→ REQUIRED WORK:
• A. In the case report on anti-GQ1b antibody syndrome, print everything from "Our patient’s initial" down to "syndrome was considered.".
• B. List every disorder that the case report on anti-GQ1b antibody syndrome says the syndrome encompasses.

→ EXCERPTED TEXT:
Anti-GQ1b antibody syndrome is a spectrum of autoimmune disorders affecting nervous systems. We report a case of a 53-year-old woman presenting mydriasis with acute onset of periorbital pain, photophobia, and subsequently, diplopia. Despite weakly positive anti-GQ1b IgG antibody, the patient exhibited atypical features with isolated ophthalmoplegia and absence of classic Miller-Fisher syndrome triad. Symptoms improved spontaneously without specific immunotherapy. This case highlights the variable clinical presentations of anti-GQ1b antibody syndrome, emphasizing the importance of considering this diagnosis in patients with unexplained iris abnormalities and ophthalmoplegia.

Introduction

Anti-GQ1b antibody syndrome is a spectrum of autoimmune disorders affecting both the central and peripheral nervous systems. It encompasses Miller-Fisher syndrome (MFS), Guillain-Barré syndrome with ophthalmoplegia, Bickerstaff brainstem encephalitis, and acute ophthalmoplegia without ataxia (AO). The etiology is closely linked to the production of anti-GQ1b antibodies following infections with microorganisms such as Campylobacter jejuni and Haemophilus influenzae. Clinical manifestations are diverse and can include ophthalmoplegia, ataxia, areflexia, vestibular dysfunction, and optic neuropathy (1).

Iris paralysis is one of the hallmark features of anti-GQ1b antibody syndrome. Between 42% and 55% of patients with anti-GQ1b antibody syndrome exhibit iris paralysis, characterized by mydriasis, loss of light reflex, and anisocoria (2, 3).

Our patient’s initial presentation was characterized by mydriasis and orbital pain, which progressed to include diplopia. In the absence of other neurological manifestations, and supported by diagnostic workup, a diagnosis of AO syndrome was considered.

Case report

A 53-year-old previously healthy Asian Chinese woman presented to the ophthalmology clinic with a one-day history of acute onset of persistent periorbital pain and photophobia. The patient denied any history of migraine, Graves’ disease, diabetes mellitus, syphilis, multiple sclerosis, neuromyelitis optica, recent trauma, or anticholinergic drug use. Two weeks ago, she reported a history of cough and fever, despite a negative test for Mycoplasma pneumoniae, which has been prevalent in her area. Initial examination revealed corrected visual acuity of 1.0/1.0 in both eyes, normal color vision, no conjunctival injection, and bilateral pupil size of 6mm with absent light and near reflexes. Ocular motility was normal with no diplopia. Slit-lamp and fundus examinations showed clear corneas, negative for keratic precipitates, no iris transillumination defects, pupillary displacement, or iris neovascularization. Visual evoked potentials (VEP) were normal in both eyes with normal latency and amplitude. Intraocular pressure was 16mmHg in the right eye and 15mmHg in the left eye. Coordination and deep tendon reflexes were normal.

[Document layout detection data]
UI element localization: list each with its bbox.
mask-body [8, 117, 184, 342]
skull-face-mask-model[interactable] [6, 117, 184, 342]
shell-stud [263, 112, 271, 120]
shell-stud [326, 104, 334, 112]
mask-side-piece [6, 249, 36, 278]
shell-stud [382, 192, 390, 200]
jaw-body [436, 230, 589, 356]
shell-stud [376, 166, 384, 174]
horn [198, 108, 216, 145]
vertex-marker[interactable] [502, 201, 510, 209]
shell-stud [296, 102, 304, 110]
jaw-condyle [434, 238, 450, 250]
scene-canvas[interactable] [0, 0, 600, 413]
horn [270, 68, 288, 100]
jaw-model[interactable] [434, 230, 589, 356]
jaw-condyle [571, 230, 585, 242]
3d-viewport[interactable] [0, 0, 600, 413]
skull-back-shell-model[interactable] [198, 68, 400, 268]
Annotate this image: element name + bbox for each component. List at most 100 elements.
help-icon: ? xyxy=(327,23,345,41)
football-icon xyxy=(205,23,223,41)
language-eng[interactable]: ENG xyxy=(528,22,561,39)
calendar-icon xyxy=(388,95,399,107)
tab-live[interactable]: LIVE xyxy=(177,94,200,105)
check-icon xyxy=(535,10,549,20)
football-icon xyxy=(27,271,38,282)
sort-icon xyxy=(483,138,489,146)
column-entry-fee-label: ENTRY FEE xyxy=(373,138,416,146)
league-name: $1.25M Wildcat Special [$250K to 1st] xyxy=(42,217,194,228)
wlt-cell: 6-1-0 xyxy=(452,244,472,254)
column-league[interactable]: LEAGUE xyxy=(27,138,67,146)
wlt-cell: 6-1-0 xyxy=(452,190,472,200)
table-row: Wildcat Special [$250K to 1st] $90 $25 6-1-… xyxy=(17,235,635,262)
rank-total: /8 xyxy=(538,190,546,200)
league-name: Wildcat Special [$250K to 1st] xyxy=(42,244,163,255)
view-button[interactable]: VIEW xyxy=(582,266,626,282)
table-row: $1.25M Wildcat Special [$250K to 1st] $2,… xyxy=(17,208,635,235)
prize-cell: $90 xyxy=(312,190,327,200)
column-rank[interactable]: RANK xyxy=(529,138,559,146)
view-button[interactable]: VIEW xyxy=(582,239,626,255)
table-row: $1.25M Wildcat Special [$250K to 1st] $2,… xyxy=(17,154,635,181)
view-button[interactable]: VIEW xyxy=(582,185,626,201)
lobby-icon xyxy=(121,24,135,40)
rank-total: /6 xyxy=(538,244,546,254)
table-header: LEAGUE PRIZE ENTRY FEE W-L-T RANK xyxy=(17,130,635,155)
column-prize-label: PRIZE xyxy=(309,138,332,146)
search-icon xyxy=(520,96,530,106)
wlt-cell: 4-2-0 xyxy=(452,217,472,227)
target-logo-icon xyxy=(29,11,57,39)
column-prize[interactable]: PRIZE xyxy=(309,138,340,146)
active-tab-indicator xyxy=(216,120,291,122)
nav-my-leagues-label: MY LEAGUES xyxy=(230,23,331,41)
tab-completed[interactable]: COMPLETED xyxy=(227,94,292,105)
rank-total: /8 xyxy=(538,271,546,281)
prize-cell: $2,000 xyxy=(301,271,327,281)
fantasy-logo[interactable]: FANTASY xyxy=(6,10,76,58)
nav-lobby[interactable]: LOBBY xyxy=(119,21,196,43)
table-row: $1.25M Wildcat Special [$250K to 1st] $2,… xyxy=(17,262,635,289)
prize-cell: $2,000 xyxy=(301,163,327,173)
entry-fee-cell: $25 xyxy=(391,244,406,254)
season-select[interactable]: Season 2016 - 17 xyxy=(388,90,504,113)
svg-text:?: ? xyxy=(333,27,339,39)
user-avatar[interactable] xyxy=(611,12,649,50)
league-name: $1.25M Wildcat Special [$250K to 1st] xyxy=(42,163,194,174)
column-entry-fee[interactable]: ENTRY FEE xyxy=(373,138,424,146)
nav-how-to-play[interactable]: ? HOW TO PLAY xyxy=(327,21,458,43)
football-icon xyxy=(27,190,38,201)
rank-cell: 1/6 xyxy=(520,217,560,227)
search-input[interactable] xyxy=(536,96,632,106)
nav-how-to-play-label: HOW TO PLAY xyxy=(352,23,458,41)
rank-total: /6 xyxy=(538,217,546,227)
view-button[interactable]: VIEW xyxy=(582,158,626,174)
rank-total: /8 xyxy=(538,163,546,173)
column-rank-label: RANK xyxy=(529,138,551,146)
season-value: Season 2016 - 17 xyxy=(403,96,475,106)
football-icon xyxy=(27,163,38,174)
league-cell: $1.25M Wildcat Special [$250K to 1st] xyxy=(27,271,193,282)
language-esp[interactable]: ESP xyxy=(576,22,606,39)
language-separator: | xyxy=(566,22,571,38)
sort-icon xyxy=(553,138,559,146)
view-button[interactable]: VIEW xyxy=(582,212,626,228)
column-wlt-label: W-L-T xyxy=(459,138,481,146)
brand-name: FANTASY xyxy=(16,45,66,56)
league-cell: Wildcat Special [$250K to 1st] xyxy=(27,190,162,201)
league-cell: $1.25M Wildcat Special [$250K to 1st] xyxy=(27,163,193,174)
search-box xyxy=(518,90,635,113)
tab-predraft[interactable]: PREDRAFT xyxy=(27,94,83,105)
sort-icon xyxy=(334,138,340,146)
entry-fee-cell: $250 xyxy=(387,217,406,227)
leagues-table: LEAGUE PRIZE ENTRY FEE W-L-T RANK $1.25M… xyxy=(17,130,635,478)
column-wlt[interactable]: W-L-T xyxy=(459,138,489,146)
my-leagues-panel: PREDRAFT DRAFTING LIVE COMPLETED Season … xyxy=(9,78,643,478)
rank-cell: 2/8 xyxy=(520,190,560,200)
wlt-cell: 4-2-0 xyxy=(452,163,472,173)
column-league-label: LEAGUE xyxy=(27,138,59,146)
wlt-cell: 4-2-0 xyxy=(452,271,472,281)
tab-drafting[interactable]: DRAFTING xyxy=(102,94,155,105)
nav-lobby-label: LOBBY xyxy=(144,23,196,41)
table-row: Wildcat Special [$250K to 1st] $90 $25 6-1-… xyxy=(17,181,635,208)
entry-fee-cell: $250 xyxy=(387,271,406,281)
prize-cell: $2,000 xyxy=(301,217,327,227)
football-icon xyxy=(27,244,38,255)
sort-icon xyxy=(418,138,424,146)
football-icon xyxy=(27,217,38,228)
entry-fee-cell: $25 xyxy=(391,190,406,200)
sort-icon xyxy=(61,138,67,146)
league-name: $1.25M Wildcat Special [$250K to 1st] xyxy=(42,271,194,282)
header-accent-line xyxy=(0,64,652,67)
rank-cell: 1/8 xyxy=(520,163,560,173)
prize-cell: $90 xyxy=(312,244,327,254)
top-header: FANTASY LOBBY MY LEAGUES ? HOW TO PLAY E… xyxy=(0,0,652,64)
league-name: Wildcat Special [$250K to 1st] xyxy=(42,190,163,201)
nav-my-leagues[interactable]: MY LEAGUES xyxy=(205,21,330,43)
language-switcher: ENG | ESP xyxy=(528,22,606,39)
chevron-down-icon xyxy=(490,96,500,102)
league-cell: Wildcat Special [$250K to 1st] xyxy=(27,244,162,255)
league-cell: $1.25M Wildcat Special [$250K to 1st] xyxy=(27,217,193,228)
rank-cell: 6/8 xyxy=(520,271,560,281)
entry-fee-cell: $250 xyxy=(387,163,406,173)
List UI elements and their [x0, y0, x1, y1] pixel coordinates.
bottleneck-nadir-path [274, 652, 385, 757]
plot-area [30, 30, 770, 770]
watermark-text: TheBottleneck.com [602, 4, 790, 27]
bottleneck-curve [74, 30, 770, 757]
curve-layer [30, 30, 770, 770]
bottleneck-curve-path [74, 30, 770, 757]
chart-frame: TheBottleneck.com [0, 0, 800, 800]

→ YOUR WRITTEN ANSWERS:
• A.
Our patient’s initial presentation was characterized by mydriasis and orbital pain, which progressed to include diplopia. In the absence of other neurological manifestations, and supported by diagnostic workup, a diagnosis of AO syndrome was considered.

• B.
- Miller-Fisher syndrome (MFS)
- Guillain-Barré syndrome with ophthalmoplegia
- Bickerstaff brainstem encephalitis
- Acute ophthalmoplegia without ataxia (AO)